**Exercise brief:** Check every line below for the word "Metrology" and show those that hold it.

___

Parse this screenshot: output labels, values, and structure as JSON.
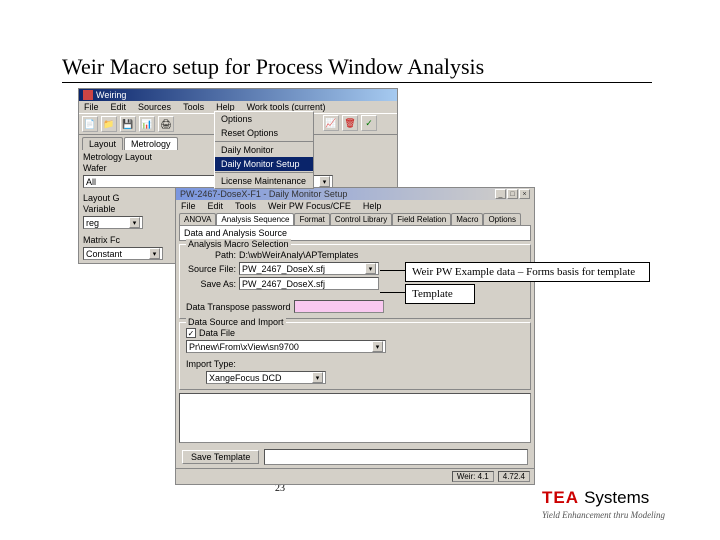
{
  "slide": {
    "title": "Weir Macro setup for Process Window Analysis",
    "page": "23",
    "brand": "TEA Systems",
    "tagline": "Yield Enhancement thru Modeling"
  },
  "app1": {
    "title": "Weiring",
    "menu": [
      "File",
      "Edit",
      "Sources",
      "Tools",
      "Help",
      "Work tools (current)"
    ],
    "tabs": [
      "Layout",
      "Metrology"
    ],
    "section": "Metrology Layout",
    "wafer_label": "Wafer",
    "wafer_value": "All",
    "layout_grp": "Layout G",
    "variable": "Variable",
    "variable_val": "reg",
    "matrix": "Matrix Fc",
    "matrix_val": "Constant"
  },
  "dropdown": {
    "items": [
      "Options",
      "Reset Options",
      "Daily Monitor",
      "Daily Monitor Setup",
      "License Maintenance"
    ]
  },
  "app2": {
    "title": "PW-2467-DoseX-F1 - Daily Monitor Setup",
    "menu": [
      "File",
      "Edit",
      "Tools",
      "Weir PW Focus/CFE",
      "Help"
    ],
    "inner_tabs": [
      "ANOVA",
      "Analysis Sequence",
      "Format",
      "Control Library",
      "Field Relation",
      "Macro",
      "Options"
    ],
    "grp_label": "Data and Analysis Source",
    "macro_sel": "Analysis Macro Selection",
    "path_lbl": "Path:",
    "path_val": "D:\\wbWeirAnaly\\APTemplates",
    "srcfile_lbl": "Source File:",
    "srcfile_val": "PW_2467_DoseX.sfj",
    "saveas_lbl": "Save As:",
    "saveas_val": "PW_2467_DoseX.sfj",
    "pw_lbl": "Data Transpose password",
    "ds_group": "Data Source and Import",
    "chk_label": "Data File",
    "src_path": "Pr\\new\\From\\xView\\sn9700",
    "import_lbl": "Import Type:",
    "import_val": "XangeFocus DCD",
    "save_btn": "Save Template",
    "status_cells": [
      "Weir: 4.1",
      "4.72.4"
    ]
  },
  "callouts": {
    "c1": "Weir PW Example data – Forms basis for template",
    "c2": "Template"
  }
}
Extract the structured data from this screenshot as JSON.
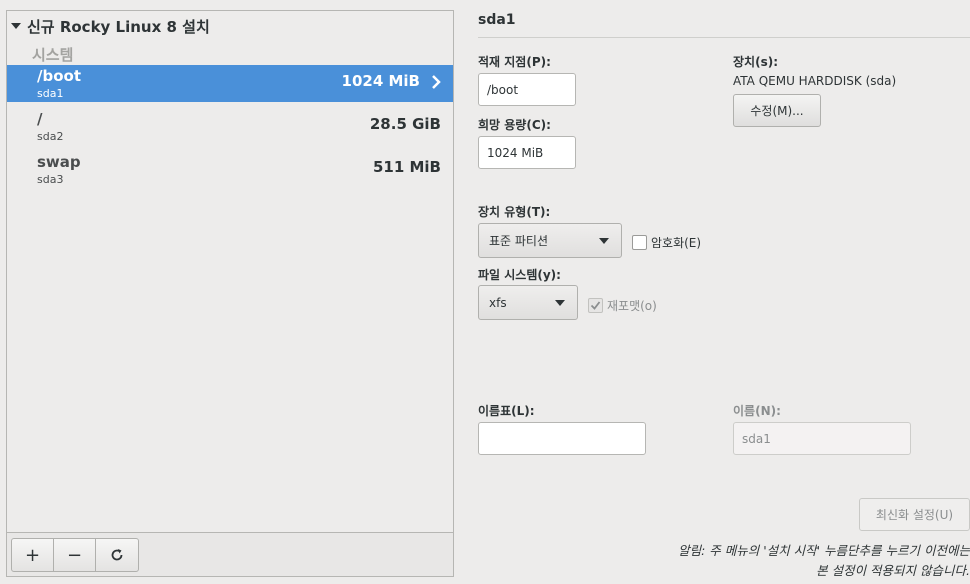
{
  "left": {
    "header": "신규 Rocky Linux 8 설치",
    "section": "시스템",
    "items": [
      {
        "mount": "/boot",
        "device": "sda1",
        "size": "1024 MiB",
        "selected": true
      },
      {
        "mount": "/",
        "device": "sda2",
        "size": "28.5 GiB",
        "selected": false
      },
      {
        "mount": "swap",
        "device": "sda3",
        "size": "511 MiB",
        "selected": false
      }
    ],
    "toolbar": {
      "add": "+",
      "remove": "−",
      "refresh": "↻"
    }
  },
  "right": {
    "title": "sda1",
    "mount_point_label": "적재 지점(P):",
    "mount_point_value": "/boot",
    "capacity_label": "희망 용량(C):",
    "capacity_value": "1024 MiB",
    "devices_label": "장치(s):",
    "devices_value": "ATA QEMU HARDDISK (sda)",
    "modify_button": "수정(M)...",
    "device_type_label": "장치 유형(T):",
    "device_type_value": "표준 파티션",
    "encrypt_label": "암호화(E)",
    "filesystem_label": "파일 시스템(y):",
    "filesystem_value": "xfs",
    "reformat_label": "재포맷(o)",
    "label_label": "이름표(L):",
    "label_value": "",
    "name_label": "이름(N):",
    "name_value": "sda1",
    "update_button": "최신화 설정(U)",
    "note_line1": "알림: 주 메뉴의 '설치 시작' 누름단추를 누르기 이전에는",
    "note_line2": "본 설정이 적용되지 않습니다."
  },
  "colors": {
    "selection": "#4a90d9",
    "background": "#edeceb"
  }
}
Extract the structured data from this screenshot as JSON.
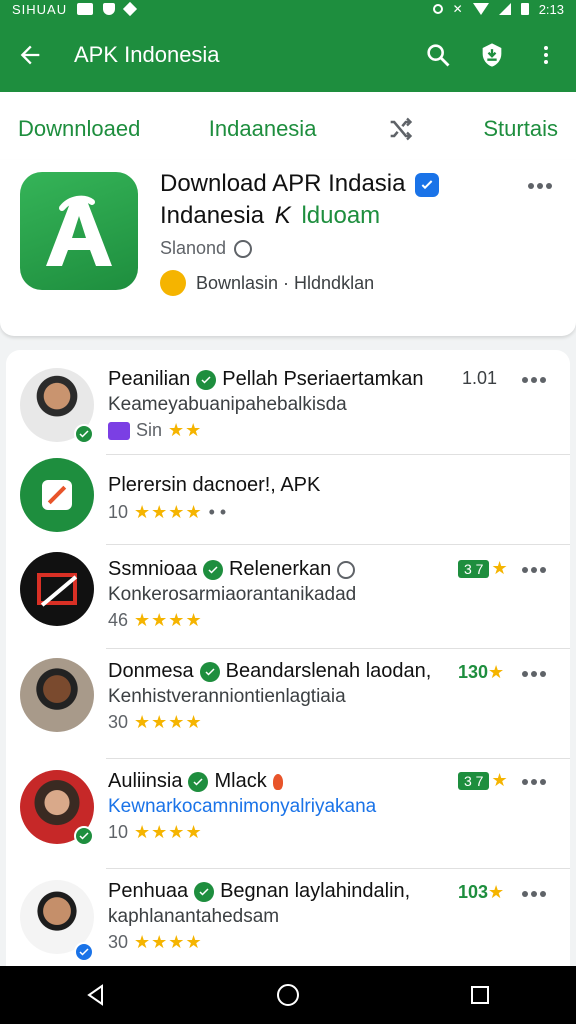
{
  "status_bar": {
    "left_text": "SIHUAU",
    "right_text": "2:13"
  },
  "app_bar": {
    "title": "APK Indonesia"
  },
  "tabs": [
    {
      "label": "Downnloaed"
    },
    {
      "label": "Indaanesia"
    },
    {
      "label": "Sturtais"
    }
  ],
  "hero": {
    "title_line1": "Download APR Indasia",
    "title_line2_main": "Indanesia",
    "title_line2_k": "K",
    "title_line2_accent": "lduoam",
    "sub_text": "Slanond",
    "meta_text": "Bownlasin · Hldndklan"
  },
  "rows": [
    {
      "title": "Peanilian",
      "title_tail": "Pellah Pseriaertamkan",
      "side_value": "1.01",
      "desc": "Keameyabuanipahebalkisda",
      "meta_count": "Sin",
      "stars": "★★",
      "has_more": true,
      "badge_color": "#1e8e3e",
      "desc_link": false
    },
    {
      "title": "Plerersin dacnoer!, APK",
      "title_tail": "",
      "side_value": "",
      "desc": "",
      "meta_count": "10",
      "stars": "★★★★",
      "has_more": false,
      "badge_color": "",
      "desc_link": false
    },
    {
      "title": "Ssmnioaa",
      "title_tail": "Relenerkan",
      "side_value": "3 7",
      "desc": "Konkerosarmiaorantanikadad",
      "meta_count": "46",
      "stars": "★★★★",
      "has_more": true,
      "badge_color": "",
      "desc_link": false
    },
    {
      "title": "Donmesa",
      "title_tail": "Beandarslenah laodan,",
      "side_value": "130",
      "desc": "Kenhistveranniontienlagtiaia",
      "meta_count": "30",
      "stars": "★★★★",
      "has_more": true,
      "badge_color": "",
      "desc_link": false
    },
    {
      "title": "Auliinsia",
      "title_tail": "Mlack",
      "side_value": "3 7",
      "desc": "Kewnarkocamnimonyalriyakana",
      "meta_count": "10",
      "stars": "★★★★",
      "has_more": true,
      "badge_color": "#1e8e3e",
      "desc_link": true
    },
    {
      "title": "Penhuaa",
      "title_tail": "Begnan laylahindalin,",
      "side_value": "103",
      "desc": "kaphlanantahedsam",
      "meta_count": "30",
      "stars": "★★★★",
      "has_more": true,
      "badge_color": "#1a73e8",
      "desc_link": false
    }
  ],
  "colors": {
    "primary": "#1e8e3e",
    "accent_blue": "#1a73e8",
    "star": "#f5b400"
  },
  "icons": [
    "back-arrow-icon",
    "search-icon",
    "download-shield-icon",
    "more-vert-icon",
    "shuffle-icon",
    "verified-icon",
    "more-horiz-icon",
    "nav-back-icon",
    "nav-home-icon",
    "nav-recents-icon"
  ]
}
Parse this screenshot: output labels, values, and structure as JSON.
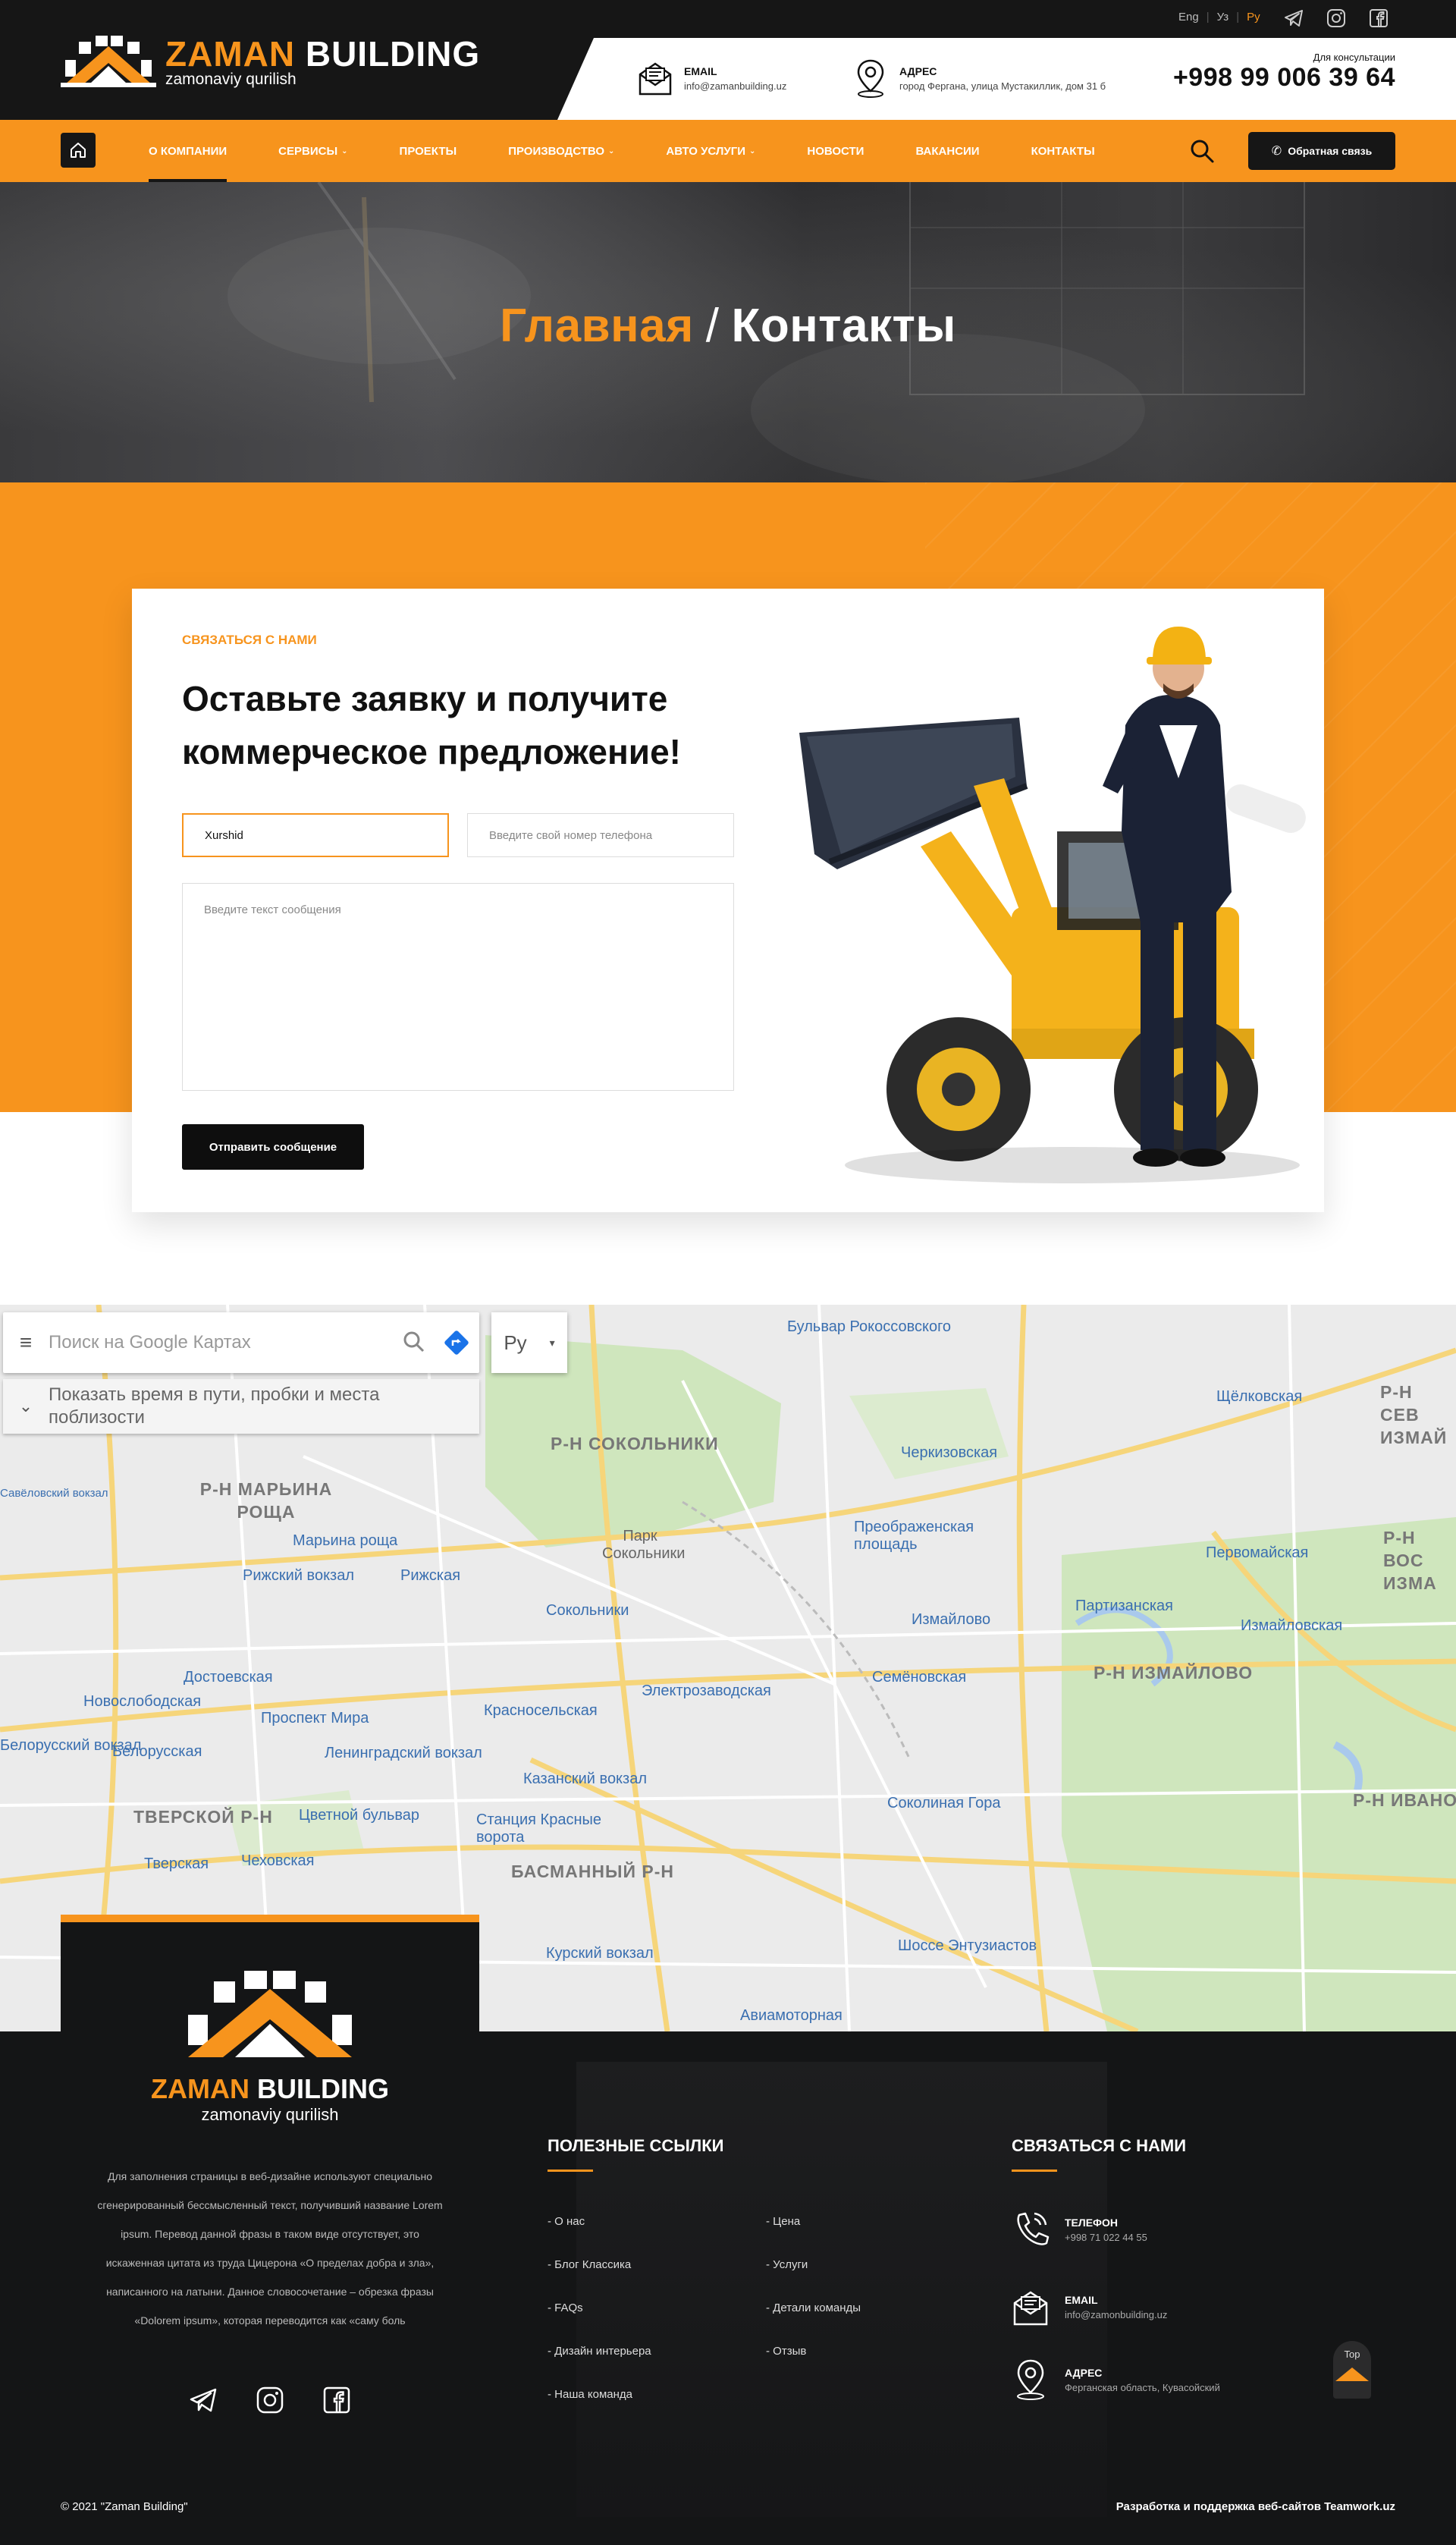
{
  "brand": {
    "name_orange": "ZAMAN",
    "name_white": "BUILDING",
    "tagline": "zamonaviy qurilish",
    "orange": "#f7941d",
    "dark": "#161616"
  },
  "header": {
    "languages": [
      "Eng",
      "Уз",
      "Ру"
    ],
    "active_language": "Ру",
    "social_icons": [
      "telegram-icon",
      "instagram-icon",
      "facebook-icon"
    ],
    "email": {
      "label": "EMAIL",
      "value": "info@zamanbuilding.uz",
      "icon": "envelope-icon"
    },
    "address": {
      "label": "АДРЕС",
      "value": "город Фергана, улица Мустакиллик, дом 31 б",
      "icon": "map-pin-icon"
    },
    "consult": {
      "label": "Для консультации",
      "phone": "+998 99 006 39 64"
    }
  },
  "nav": {
    "home_icon": "home-icon",
    "items": [
      {
        "label": "О КОМПАНИИ",
        "caret": ""
      },
      {
        "label": "СЕРВИСЫ",
        "caret": "⌄"
      },
      {
        "label": "ПРОЕКТЫ",
        "caret": ""
      },
      {
        "label": "ПРОИЗВОДСТВО",
        "caret": "⌄"
      },
      {
        "label": "АВТО УСЛУГИ",
        "caret": "⌄"
      },
      {
        "label": "НОВОСТИ",
        "caret": ""
      },
      {
        "label": "ВАКАНСИИ",
        "caret": ""
      },
      {
        "label": "КОНТАКТЫ",
        "caret": ""
      }
    ],
    "active_index": 0,
    "search_icon": "search-icon",
    "feedback_label": "Обратная связь"
  },
  "hero": {
    "crumb_home": "Главная",
    "separator": "/",
    "crumb_current": "Контакты"
  },
  "contact": {
    "kicker": "СВЯЗАТЬСЯ С НАМИ",
    "title": "Оставьте заявку и получите коммерческое предложение!",
    "name_value": "Xurshid",
    "phone_placeholder": "Введите свой номер телефона",
    "message_placeholder": "Введите текст сообщения",
    "submit_label": "Отправить сообщение"
  },
  "map": {
    "search_placeholder": "Поиск на Google Картах",
    "lang": "Ру",
    "hint": "Показать время в пути, пробки и места поблизости",
    "labels": {
      "l1": "Бульвар Рокоссовского",
      "l2": "Р-Н СОКОЛЬНИКИ",
      "l3": "Черкизовская",
      "l4": "Щёлковская",
      "l5": "Р-Н СЕВ ИЗМАЙ",
      "l6": "Р-Н МАРЬИНА РОЩА",
      "l7": "Марьина роща",
      "l8": "Парк Сокольники",
      "l9": "Преображенская площадь",
      "l10": "Первомайская",
      "l11": "Рижский вокзал",
      "l12": "Рижская",
      "l13": "Сокольники",
      "l14": "Партизанская",
      "l15": "Измайлово",
      "l16": "Измайловская",
      "l17": "Достоевская",
      "l18": "Новослободская",
      "l19": "Семёновская",
      "l20": "Р-Н ИЗМАЙЛОВО",
      "l21": "Проспект Мира",
      "l22": "Красносельская",
      "l23": "Электрозаводская",
      "l24": "Белорусская",
      "l25": "Ленинградский вокзал",
      "l26": "Казанский вокзал",
      "l27": "ТВЕРСКОЙ Р-Н",
      "l28": "Цветной бульвар",
      "l29": "Станция Красные ворота",
      "l30": "Соколиная Гора",
      "l31": "Тверская",
      "l32": "Чеховская",
      "l33": "БАСМАННЫЙ Р-Н",
      "l34": "Курский вокзал",
      "l35": "Шоссе Энтузиастов",
      "l36": "Авиамоторная",
      "l37": "Р-Н ИВАНО",
      "l38": "Белорусский вокзал",
      "l39": "Савёловский вокзал",
      "l40": "Р-Н ВОС ИЗМА"
    }
  },
  "footer": {
    "about": "Для заполнения страницы в веб-дизайне используют специально сгенерированный бессмысленный текст, получивший название Lorem ipsum. Перевод данной фразы в таком виде отсутствует, это искаженная цитата из труда Цицерона «О пределах добра и зла», написанного на латыни. Данное словосочетание – обрезка фразы «Dolorem ipsum», которая переводится как «саму боль",
    "links_title": "ПОЛЕЗНЫЕ ССЫЛКИ",
    "links_col1": [
      "- О нас",
      "- Блог Классика",
      "- FAQs",
      "- Дизайн интерьера",
      "- Наша команда"
    ],
    "links_col2": [
      "- Цена",
      "- Услуги",
      "- Детали команды",
      "- Отзыв"
    ],
    "contact_title": "СВЯЗАТЬСЯ С НАМИ",
    "phone": {
      "label": "ТЕЛЕФОН",
      "value": "+998 71 022 44 55",
      "icon": "phone-icon"
    },
    "email": {
      "label": "EMAIL",
      "value": "info@zamonbuilding.uz",
      "icon": "envelope-icon"
    },
    "address": {
      "label": "АДРЕС",
      "value": "Ферганская область, Кувасойский",
      "icon": "map-pin-icon"
    },
    "to_top": "Top",
    "copyright": "© 2021 \"Zaman Building\"",
    "developer": "Разработка и поддержка веб-сайтов Teamwork.uz"
  }
}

___

**The result:**
      "Metrology"
    "section": "Metrology Layout",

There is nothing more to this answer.